Dataset items:
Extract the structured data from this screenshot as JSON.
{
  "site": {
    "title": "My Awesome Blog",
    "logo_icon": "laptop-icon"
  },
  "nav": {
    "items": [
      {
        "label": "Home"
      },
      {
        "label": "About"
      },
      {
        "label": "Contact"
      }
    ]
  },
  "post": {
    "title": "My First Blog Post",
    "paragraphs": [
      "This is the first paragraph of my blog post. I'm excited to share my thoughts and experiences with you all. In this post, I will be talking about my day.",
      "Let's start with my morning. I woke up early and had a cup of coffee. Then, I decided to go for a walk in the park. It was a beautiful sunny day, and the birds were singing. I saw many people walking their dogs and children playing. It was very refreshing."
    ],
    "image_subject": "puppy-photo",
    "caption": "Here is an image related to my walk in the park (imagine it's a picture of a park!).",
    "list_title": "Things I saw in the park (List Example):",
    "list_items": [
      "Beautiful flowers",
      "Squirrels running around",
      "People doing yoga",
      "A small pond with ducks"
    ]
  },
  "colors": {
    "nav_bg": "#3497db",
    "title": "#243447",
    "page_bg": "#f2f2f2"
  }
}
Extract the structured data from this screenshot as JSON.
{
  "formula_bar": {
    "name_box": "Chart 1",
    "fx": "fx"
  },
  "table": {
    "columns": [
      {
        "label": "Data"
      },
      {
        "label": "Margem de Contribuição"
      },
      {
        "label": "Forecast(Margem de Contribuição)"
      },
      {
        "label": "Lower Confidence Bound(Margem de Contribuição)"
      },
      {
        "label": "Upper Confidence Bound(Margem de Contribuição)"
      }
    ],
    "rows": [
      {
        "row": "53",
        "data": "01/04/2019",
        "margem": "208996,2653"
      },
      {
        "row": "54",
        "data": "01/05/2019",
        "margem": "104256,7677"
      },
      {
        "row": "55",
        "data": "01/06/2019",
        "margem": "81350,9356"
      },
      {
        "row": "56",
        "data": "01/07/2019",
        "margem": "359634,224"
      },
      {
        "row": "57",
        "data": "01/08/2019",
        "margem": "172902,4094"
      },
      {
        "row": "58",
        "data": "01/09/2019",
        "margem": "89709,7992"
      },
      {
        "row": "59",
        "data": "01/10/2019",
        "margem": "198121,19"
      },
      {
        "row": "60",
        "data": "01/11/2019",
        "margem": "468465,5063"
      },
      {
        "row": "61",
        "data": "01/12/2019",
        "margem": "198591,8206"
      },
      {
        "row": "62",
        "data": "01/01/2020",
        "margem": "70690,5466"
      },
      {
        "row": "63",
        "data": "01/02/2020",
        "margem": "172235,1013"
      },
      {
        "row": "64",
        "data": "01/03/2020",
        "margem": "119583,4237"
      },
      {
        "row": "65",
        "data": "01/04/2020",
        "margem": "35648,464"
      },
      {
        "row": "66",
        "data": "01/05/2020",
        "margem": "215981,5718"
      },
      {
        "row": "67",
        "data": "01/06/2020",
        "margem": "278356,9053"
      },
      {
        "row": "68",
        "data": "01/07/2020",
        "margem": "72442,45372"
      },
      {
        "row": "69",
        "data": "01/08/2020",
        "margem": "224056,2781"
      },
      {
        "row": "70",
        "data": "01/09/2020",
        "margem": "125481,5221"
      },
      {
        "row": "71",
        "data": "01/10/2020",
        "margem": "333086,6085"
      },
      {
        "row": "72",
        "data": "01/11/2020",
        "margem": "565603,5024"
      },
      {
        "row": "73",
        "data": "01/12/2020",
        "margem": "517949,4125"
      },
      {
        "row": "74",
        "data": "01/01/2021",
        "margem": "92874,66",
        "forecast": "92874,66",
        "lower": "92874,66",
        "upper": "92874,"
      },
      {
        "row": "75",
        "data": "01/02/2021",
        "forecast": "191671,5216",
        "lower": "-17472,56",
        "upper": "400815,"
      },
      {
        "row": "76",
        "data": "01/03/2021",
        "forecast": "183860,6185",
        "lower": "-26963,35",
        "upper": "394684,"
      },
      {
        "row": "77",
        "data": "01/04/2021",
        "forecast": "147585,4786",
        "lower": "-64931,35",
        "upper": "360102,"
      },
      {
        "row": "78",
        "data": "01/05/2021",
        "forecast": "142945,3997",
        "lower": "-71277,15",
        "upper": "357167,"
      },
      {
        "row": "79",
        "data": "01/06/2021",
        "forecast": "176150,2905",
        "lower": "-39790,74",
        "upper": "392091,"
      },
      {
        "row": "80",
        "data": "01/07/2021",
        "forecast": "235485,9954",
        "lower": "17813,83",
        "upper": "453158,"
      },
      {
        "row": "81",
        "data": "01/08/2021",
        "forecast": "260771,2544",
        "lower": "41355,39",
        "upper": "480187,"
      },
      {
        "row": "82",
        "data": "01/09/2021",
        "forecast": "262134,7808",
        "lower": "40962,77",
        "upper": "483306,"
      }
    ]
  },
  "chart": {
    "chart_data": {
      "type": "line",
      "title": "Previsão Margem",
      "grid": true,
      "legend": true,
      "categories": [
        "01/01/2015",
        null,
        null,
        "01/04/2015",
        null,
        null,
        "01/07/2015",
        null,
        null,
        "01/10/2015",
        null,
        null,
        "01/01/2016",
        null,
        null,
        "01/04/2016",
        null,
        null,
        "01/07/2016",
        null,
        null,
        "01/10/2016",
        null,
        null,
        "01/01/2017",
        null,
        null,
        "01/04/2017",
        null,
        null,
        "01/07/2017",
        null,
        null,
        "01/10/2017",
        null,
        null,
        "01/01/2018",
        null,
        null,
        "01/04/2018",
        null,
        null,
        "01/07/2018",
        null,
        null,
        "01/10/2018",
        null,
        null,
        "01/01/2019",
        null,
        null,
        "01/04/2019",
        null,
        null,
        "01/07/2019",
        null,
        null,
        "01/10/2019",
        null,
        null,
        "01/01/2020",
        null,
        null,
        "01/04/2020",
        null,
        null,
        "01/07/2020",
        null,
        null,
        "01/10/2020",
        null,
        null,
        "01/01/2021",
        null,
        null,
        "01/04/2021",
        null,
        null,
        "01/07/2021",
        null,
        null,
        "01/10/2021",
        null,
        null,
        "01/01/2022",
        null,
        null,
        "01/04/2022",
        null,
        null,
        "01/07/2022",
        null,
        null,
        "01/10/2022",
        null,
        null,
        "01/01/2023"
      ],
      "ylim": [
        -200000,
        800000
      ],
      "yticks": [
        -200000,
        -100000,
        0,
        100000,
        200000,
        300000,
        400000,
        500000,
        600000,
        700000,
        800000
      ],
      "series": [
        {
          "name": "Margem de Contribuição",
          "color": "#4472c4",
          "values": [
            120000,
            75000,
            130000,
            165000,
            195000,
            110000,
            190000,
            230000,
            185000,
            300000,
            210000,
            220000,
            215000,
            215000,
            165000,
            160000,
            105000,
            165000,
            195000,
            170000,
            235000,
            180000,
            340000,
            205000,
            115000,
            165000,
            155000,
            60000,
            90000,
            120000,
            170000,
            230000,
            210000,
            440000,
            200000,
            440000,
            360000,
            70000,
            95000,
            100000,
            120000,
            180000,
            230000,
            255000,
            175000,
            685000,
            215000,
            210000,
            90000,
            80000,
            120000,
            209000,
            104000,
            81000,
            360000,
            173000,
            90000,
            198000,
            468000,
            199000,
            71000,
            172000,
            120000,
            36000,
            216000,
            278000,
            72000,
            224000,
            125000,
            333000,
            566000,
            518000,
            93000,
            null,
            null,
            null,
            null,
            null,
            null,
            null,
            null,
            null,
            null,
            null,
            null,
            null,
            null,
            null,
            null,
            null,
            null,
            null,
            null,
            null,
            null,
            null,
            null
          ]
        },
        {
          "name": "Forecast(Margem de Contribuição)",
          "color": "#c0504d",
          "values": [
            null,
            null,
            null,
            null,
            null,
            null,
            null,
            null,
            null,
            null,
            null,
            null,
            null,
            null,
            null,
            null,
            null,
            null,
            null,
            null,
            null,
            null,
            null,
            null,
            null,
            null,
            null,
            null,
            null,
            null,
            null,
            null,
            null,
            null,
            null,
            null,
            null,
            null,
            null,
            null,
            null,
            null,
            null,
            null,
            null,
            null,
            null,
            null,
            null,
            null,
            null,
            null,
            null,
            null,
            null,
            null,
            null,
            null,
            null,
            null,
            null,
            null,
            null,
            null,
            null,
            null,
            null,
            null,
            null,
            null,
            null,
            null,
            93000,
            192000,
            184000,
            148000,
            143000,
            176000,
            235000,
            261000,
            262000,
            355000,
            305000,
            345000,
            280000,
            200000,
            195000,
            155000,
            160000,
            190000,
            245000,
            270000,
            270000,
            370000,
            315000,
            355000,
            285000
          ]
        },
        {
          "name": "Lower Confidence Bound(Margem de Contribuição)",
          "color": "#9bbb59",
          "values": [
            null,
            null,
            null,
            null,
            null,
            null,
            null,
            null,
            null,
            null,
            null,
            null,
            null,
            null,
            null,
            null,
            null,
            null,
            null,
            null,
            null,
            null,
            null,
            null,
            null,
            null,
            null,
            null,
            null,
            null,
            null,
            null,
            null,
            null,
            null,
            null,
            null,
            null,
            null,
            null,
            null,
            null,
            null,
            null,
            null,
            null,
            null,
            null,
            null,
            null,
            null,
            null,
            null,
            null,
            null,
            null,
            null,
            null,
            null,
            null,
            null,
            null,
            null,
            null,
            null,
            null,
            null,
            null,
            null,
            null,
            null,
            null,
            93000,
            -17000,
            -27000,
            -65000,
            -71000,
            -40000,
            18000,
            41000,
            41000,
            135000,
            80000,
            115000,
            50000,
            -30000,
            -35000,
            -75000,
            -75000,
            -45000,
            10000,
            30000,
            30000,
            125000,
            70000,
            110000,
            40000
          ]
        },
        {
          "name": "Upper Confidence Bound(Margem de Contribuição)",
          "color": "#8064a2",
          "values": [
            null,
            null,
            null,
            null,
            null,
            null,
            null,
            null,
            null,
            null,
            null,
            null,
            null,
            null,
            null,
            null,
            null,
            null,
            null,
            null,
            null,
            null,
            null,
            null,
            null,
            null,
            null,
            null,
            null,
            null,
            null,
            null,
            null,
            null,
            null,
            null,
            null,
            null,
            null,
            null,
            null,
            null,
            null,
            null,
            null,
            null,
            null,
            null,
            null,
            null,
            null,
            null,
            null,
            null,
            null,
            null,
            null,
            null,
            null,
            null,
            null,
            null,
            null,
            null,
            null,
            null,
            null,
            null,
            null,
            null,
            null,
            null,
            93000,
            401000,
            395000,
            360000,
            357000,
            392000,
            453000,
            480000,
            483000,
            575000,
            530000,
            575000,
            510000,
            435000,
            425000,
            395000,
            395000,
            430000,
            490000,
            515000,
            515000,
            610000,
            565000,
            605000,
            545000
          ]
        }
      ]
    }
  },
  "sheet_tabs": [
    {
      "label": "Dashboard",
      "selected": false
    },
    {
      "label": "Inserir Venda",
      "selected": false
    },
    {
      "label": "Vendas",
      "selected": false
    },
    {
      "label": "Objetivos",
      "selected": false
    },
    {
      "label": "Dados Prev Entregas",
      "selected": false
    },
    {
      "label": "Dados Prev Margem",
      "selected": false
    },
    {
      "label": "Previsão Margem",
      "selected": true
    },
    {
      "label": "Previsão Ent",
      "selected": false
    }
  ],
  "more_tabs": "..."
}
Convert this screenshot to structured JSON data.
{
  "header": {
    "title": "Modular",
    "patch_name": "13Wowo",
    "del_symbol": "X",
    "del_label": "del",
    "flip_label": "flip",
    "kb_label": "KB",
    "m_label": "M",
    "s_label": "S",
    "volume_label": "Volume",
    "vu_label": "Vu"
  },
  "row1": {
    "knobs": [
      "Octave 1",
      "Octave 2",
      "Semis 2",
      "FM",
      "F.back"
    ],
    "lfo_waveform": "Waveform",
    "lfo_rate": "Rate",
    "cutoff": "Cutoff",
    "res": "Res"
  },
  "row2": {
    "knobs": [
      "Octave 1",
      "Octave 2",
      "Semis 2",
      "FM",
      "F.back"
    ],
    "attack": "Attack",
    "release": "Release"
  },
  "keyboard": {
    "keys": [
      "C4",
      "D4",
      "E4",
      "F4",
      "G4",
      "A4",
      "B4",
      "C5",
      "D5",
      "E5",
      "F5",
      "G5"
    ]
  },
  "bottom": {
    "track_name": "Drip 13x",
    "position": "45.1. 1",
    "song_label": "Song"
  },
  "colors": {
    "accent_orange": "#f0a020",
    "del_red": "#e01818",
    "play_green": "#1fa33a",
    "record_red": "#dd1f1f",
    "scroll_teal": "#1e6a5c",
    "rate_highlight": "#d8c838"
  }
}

▶ [Your objective]
The answer is a single number, the count of lines in the records that contain the string "with".

▶ [Finished answer]
3